Restate each of the lines given below, word for word.
# # # # #
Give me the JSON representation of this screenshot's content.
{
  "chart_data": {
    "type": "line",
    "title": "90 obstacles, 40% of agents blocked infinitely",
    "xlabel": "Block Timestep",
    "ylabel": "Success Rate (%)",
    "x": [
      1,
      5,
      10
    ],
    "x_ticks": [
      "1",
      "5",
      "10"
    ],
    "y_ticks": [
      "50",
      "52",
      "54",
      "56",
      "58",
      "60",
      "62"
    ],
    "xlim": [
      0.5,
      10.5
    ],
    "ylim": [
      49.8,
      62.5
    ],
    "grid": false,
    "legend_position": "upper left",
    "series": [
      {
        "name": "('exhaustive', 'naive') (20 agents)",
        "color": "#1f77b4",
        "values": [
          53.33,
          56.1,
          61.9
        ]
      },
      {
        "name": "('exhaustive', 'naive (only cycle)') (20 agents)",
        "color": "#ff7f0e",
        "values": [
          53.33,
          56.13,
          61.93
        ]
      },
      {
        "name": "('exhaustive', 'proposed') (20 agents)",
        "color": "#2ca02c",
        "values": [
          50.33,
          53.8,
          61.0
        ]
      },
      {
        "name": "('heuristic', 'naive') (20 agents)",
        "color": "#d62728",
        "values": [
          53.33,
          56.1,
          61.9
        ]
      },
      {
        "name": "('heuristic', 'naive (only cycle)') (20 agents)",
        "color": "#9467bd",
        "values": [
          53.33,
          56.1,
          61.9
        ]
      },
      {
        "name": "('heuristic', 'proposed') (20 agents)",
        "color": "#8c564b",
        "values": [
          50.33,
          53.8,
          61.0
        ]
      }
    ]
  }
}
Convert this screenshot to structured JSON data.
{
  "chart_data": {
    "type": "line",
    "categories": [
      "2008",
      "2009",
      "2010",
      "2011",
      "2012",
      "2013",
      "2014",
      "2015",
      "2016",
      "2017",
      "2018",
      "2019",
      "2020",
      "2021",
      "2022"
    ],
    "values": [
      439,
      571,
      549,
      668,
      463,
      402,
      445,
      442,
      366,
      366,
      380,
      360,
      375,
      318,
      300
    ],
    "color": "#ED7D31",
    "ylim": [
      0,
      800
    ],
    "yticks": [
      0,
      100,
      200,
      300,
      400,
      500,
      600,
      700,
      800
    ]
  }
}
# # # # #
WRITTEN SOLUTION ->
Give me the JSON representation of this screenshot's content.
{
  "chart_data": {
    "type": "line",
    "title": "90 obstacles, 40% of agents blocked infinitely",
    "xlabel": "Block Timestep",
    "ylabel": "Success Rate (%)",
    "x": [
      1,
      5,
      10
    ],
    "x_ticks": [
      "1",
      "5",
      "10"
    ],
    "y_ticks": [
      "50",
      "52",
      "54",
      "56",
      "58",
      "60",
      "62"
    ],
    "xlim": [
      0.5,
      10.5
    ],
    "ylim": [
      49.8,
      62.5
    ],
    "grid": false,
    "legend_position": "upper left",
    "series": [
      {
        "name": "('exhaustive', 'naive') (20 agents)",
        "color": "#1f77b4",
        "values": [
          53.33,
          56.1,
          61.9
        ]
      },
      {
        "name": "('exhaustive', 'naive (only cycle)') (20 agents)",
        "color": "#ff7f0e",
        "values": [
          53.33,
          56.13,
          61.93
        ]
      },
      {
        "name": "('exhaustive', 'proposed') (20 agents)",
        "color": "#2ca02c",
        "values": [
          50.33,
          53.8,
          61.0
        ]
      },
      {
        "name": "('heuristic', 'naive') (20 agents)",
        "color": "#d62728",
        "values": [
          53.33,
          56.1,
          61.9
        ]
      },
      {
        "name": "('heuristic', 'naive (only cycle)') (20 agents)",
        "color": "#9467bd",
        "values": [
          53.33,
          56.1,
          61.9
        ]
      },
      {
        "name": "('heuristic', 'proposed') (20 agents)",
        "color": "#8c564b",
        "values": [
          50.33,
          53.8,
          61.0
        ]
      }
    ]
  }
}
Convert this screenshot to structured JSON data.
{
  "chart_data": {
    "type": "line",
    "categories": [
      "2008",
      "2009",
      "2010",
      "2011",
      "2012",
      "2013",
      "2014",
      "2015",
      "2016",
      "2017",
      "2018",
      "2019",
      "2020",
      "2021",
      "2022"
    ],
    "values": [
      439,
      571,
      549,
      668,
      463,
      402,
      445,
      442,
      366,
      366,
      380,
      360,
      375,
      318,
      300
    ],
    "color": "#ED7D31",
    "ylim": [
      0,
      800
    ],
    "yticks": [
      0,
      100,
      200,
      300,
      400,
      500,
      600,
      700,
      800
    ]
  }
}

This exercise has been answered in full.